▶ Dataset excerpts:

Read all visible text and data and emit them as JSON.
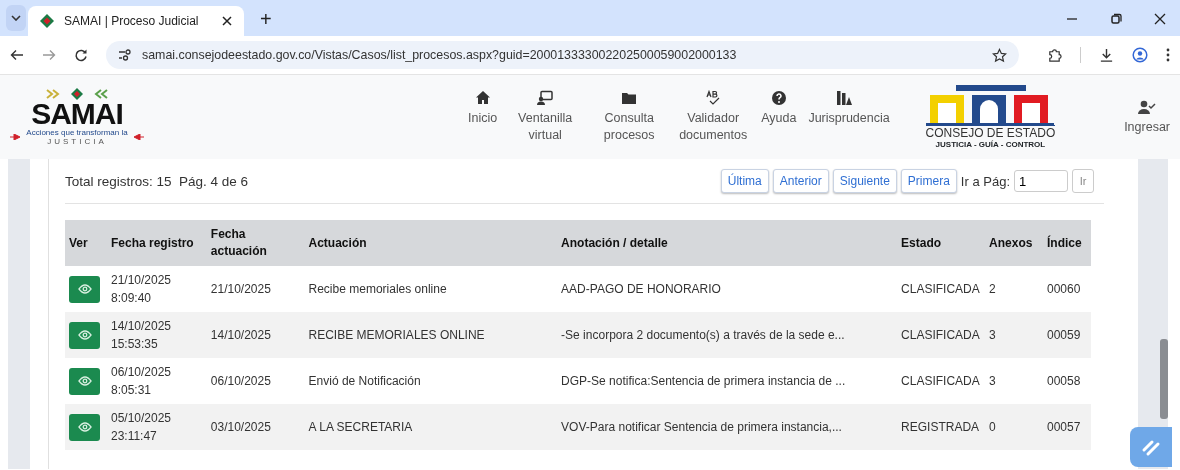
{
  "browser": {
    "tabs": [
      {
        "title": "SAMAI | Proceso Judicial",
        "selected": true
      }
    ],
    "new_tab": "+",
    "url": "samai.consejodeestado.gov.co/Vistas/Casos/list_procesos.aspx?guid=200013333002202500059002000133"
  },
  "site_header": {
    "logo": {
      "name": "SAMAI",
      "tagline": "Acciones que transforman la",
      "tagline2": "JUSTICIA"
    },
    "nav": [
      {
        "label": "Inicio"
      },
      {
        "label": "Ventanilla virtual"
      },
      {
        "label": "Consulta procesos"
      },
      {
        "label": "Validador documentos"
      },
      {
        "label": "Ayuda"
      },
      {
        "label": "Jurisprudencia"
      }
    ],
    "brand": {
      "name": "CONSEJO DE ESTADO",
      "motto": "JUSTICIA - GUÍA - CONTROL"
    },
    "login": "Ingresar"
  },
  "summary": {
    "total": "Total registros: 15",
    "page": "Pág.",
    "current": "4",
    "of": "de",
    "pages": "6"
  },
  "pagination": {
    "buttons": [
      "Última",
      "Anterior",
      "Siguiente",
      "Primera"
    ],
    "goto_label": "Ir a Pág:",
    "goto_value": "1",
    "go_button": "Ir"
  },
  "table": {
    "columns": [
      "Ver",
      "Fecha registro",
      "Fecha actuación",
      "Actuación",
      "Anotación / detalle",
      "Estado",
      "Anexos",
      "Índice"
    ],
    "rows": [
      {
        "fecha_registro": "21/10/2025 8:09:40",
        "fecha_actuacion": "21/10/2025",
        "actuacion": "Recibe memoriales online",
        "anotacion": "AAD-PAGO DE HONORARIO",
        "estado": "CLASIFICADA",
        "anexos": "2",
        "indice": "00060"
      },
      {
        "fecha_registro": "14/10/2025 15:53:35",
        "fecha_actuacion": "14/10/2025",
        "actuacion": "RECIBE MEMORIALES ONLINE",
        "anotacion": "-Se incorpora 2 documento(s) a través de la sede e...",
        "estado": "CLASIFICADA",
        "anexos": "3",
        "indice": "00059"
      },
      {
        "fecha_registro": "06/10/2025 8:05:31",
        "fecha_actuacion": "06/10/2025",
        "actuacion": "Envió de Notificación",
        "anotacion": "DGP-Se notifica:Sentencia de primera instancia de ...",
        "estado": "CLASIFICADA",
        "anexos": "3",
        "indice": "00058"
      },
      {
        "fecha_registro": "05/10/2025 23:11:47",
        "fecha_actuacion": "03/10/2025",
        "actuacion": "A LA SECRETARIA",
        "anotacion": "VOV-Para notificar Sentencia de primera instancia,...",
        "estado": "REGISTRADA",
        "anexos": "0",
        "indice": "00057"
      }
    ]
  }
}
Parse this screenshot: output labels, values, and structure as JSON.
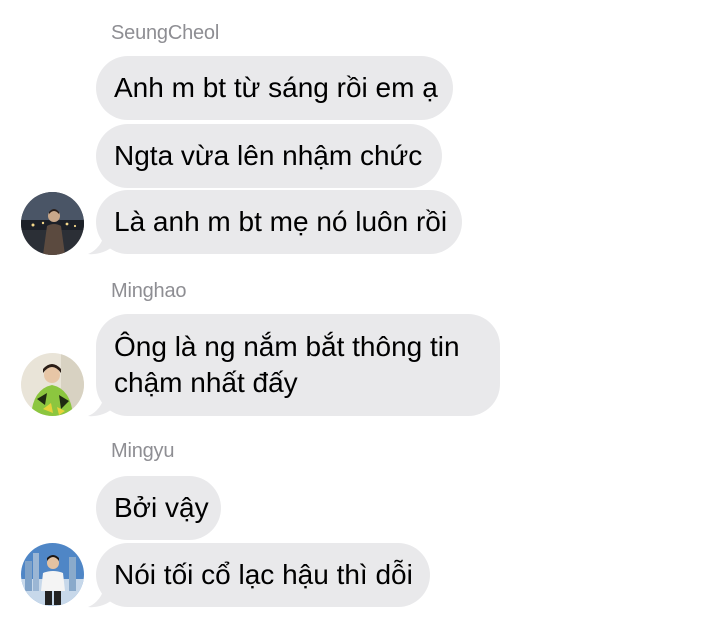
{
  "groups": [
    {
      "sender": "SeungCheol",
      "avatar_icon": "seungcheol-avatar-icon",
      "messages": [
        "Anh m bt từ sáng rồi em ạ",
        "Ngta vừa lên nhậm chức",
        "Là anh m bt mẹ nó luôn rồi"
      ]
    },
    {
      "sender": "Minghao",
      "avatar_icon": "minghao-avatar-icon",
      "messages": [
        "Ông là ng nắm bắt thông tin chậm nhất đấy"
      ]
    },
    {
      "sender": "Mingyu",
      "avatar_icon": "mingyu-avatar-icon",
      "messages": [
        "Bởi vậy",
        "Nói tối cổ lạc hậu thì dỗi"
      ]
    }
  ],
  "colors": {
    "bubble_bg": "#e9e9eb",
    "sender_text": "#8e8e93",
    "message_text": "#000000",
    "background": "#ffffff"
  }
}
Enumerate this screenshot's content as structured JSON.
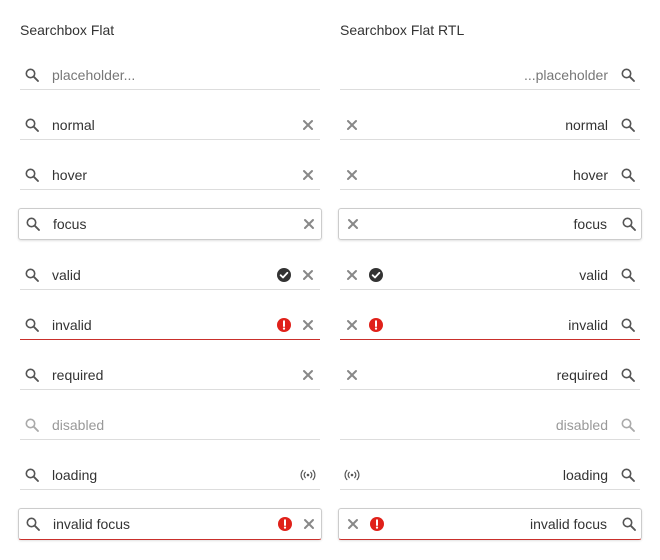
{
  "colors": {
    "text": "#333333",
    "placeholder": "#777777",
    "disabled": "#999999",
    "underline": "#dddddd",
    "invalid": "#c9302c",
    "icon": "#555555",
    "clear_icon": "#888888",
    "valid_icon": "#333333",
    "invalid_icon": "#e0211a"
  },
  "ltr": {
    "title": "Searchbox Flat",
    "rows": {
      "placeholder": {
        "placeholder": "placeholder..."
      },
      "normal": {
        "value": "normal"
      },
      "hover": {
        "value": "hover"
      },
      "focus": {
        "value": "focus"
      },
      "valid": {
        "value": "valid"
      },
      "invalid": {
        "value": "invalid"
      },
      "required": {
        "value": "required"
      },
      "disabled": {
        "value": "disabled"
      },
      "loading": {
        "value": "loading"
      },
      "invalid_focus": {
        "value": "invalid focus"
      }
    }
  },
  "rtl": {
    "title": "Searchbox Flat RTL",
    "rows": {
      "placeholder": {
        "placeholder": "...placeholder"
      },
      "normal": {
        "value": "normal"
      },
      "hover": {
        "value": "hover"
      },
      "focus": {
        "value": "focus"
      },
      "valid": {
        "value": "valid"
      },
      "invalid": {
        "value": "invalid"
      },
      "required": {
        "value": "required"
      },
      "disabled": {
        "value": "disabled"
      },
      "loading": {
        "value": "loading"
      },
      "invalid_focus": {
        "value": "invalid focus"
      }
    }
  },
  "icons": {
    "search": "search-icon",
    "clear": "close-icon",
    "valid": "check-circle-icon",
    "invalid": "error-circle-icon",
    "loading": "loading-icon"
  }
}
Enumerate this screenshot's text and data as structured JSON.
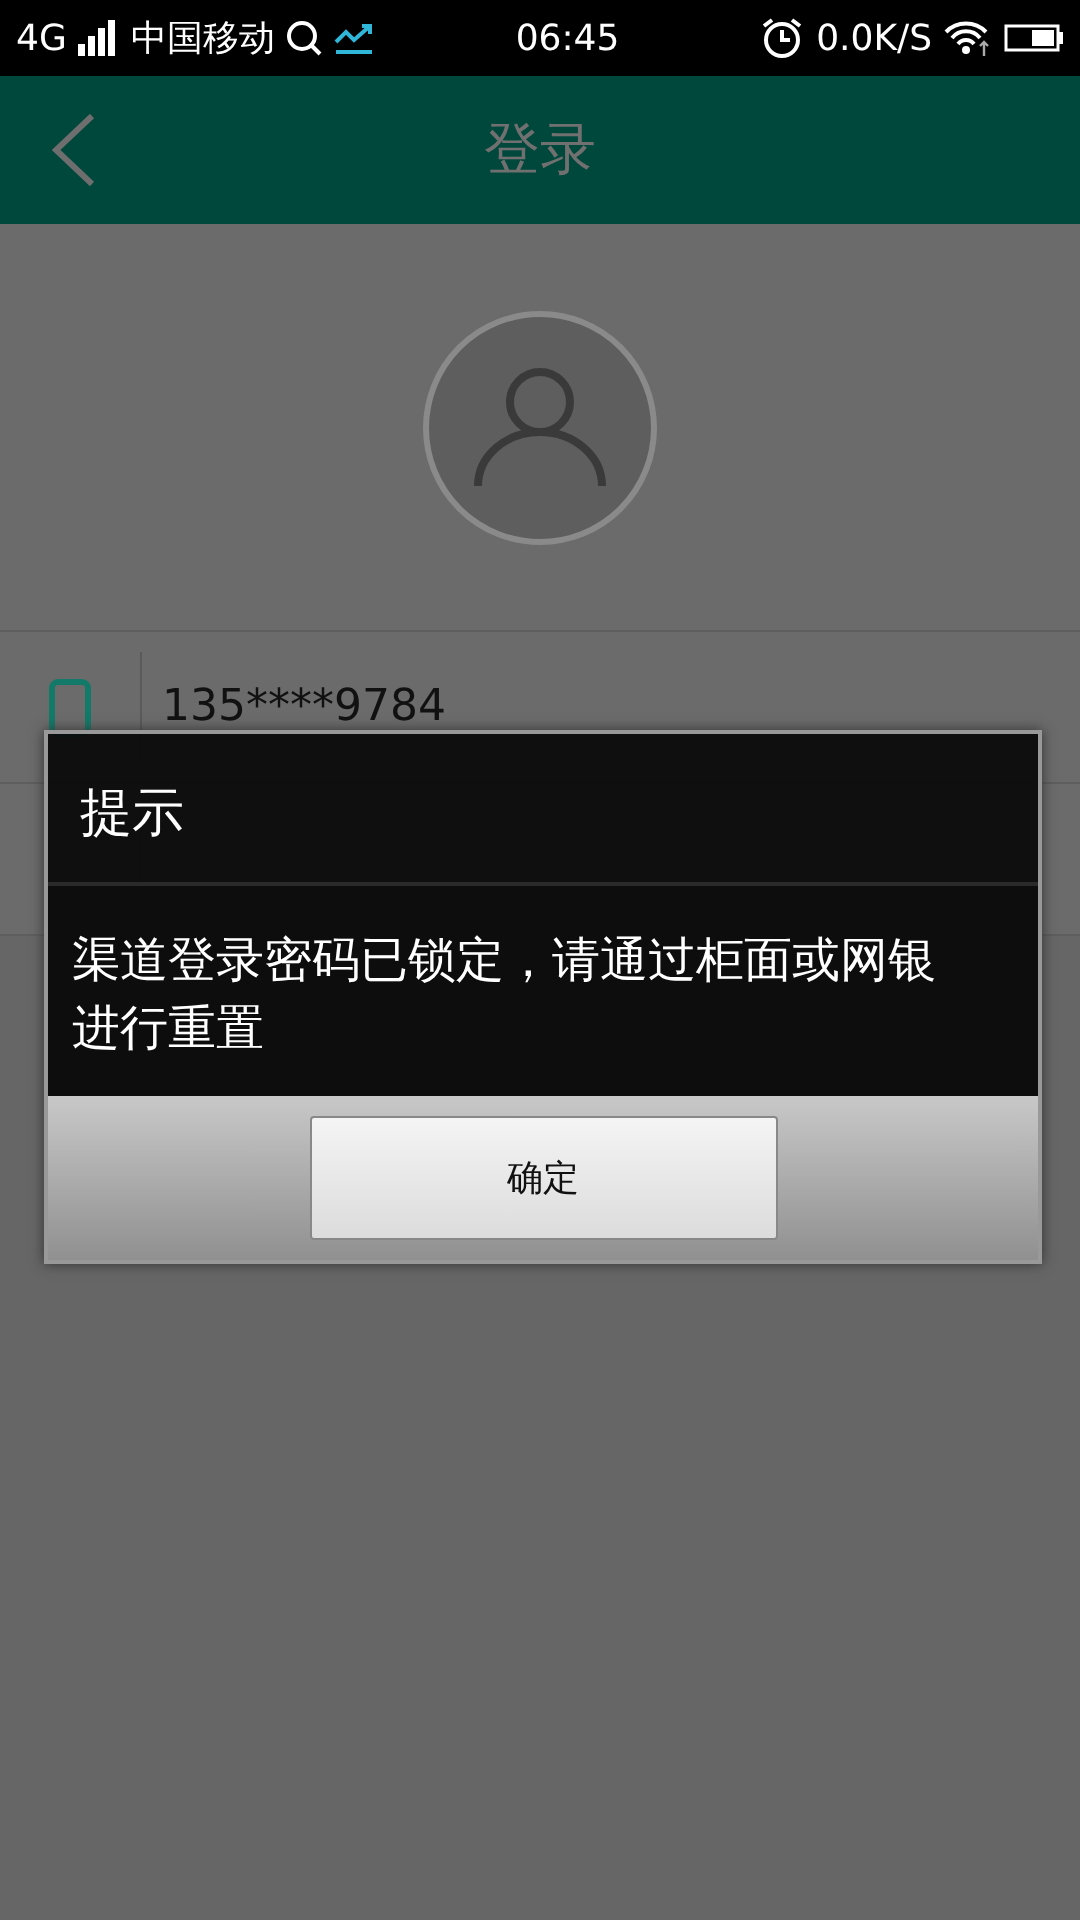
{
  "status_bar": {
    "network": "4G",
    "carrier": "中国移动",
    "time": "06:45",
    "speed": "0.0K/S"
  },
  "header": {
    "title": "登录"
  },
  "form": {
    "phone": "135****9784"
  },
  "dialog": {
    "title": "提示",
    "message": "渠道登录密码已锁定，请通过柜面或网银进行重置",
    "buttons": [
      "确定"
    ]
  }
}
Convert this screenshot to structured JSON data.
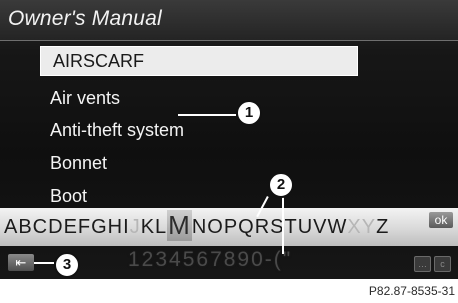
{
  "header": {
    "title": "Owner's Manual"
  },
  "search": {
    "value": "AIRSCARF"
  },
  "results": {
    "items": [
      "Air vents",
      "Anti-theft system",
      "Bonnet",
      "Boot"
    ]
  },
  "keyboard": {
    "row_before_selected": "ABCDEFGHI",
    "dim_j": "J",
    "row_kl": "KL",
    "selected_letter": "M",
    "row_after_selected": "NOPQRSTUVW",
    "dim_xy": "XY",
    "row_z": "Z",
    "ok_label": "ok",
    "numeric_row": "1234567890-(\""
  },
  "controls": {
    "back_glyph": "⇤",
    "ctl_left_glyph": "…",
    "ctl_right_glyph": "c"
  },
  "callouts": {
    "c1": "1",
    "c2": "2",
    "c3": "3"
  },
  "caption": "P82.87-8535-31",
  "colors": {
    "screen_bg": "#111111",
    "keyboard_band": "#d9d9d9",
    "text_light": "#f4f4f4"
  }
}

▶ What you should do:
Note each line of the entries that has "structured" in it, and copy those lines.

▶ Exercise solution:
Enumerate this screenshot's content as structured JSON.
Enumerate this screenshot's text and data as structured JSON.
Convert this screenshot to structured JSON data.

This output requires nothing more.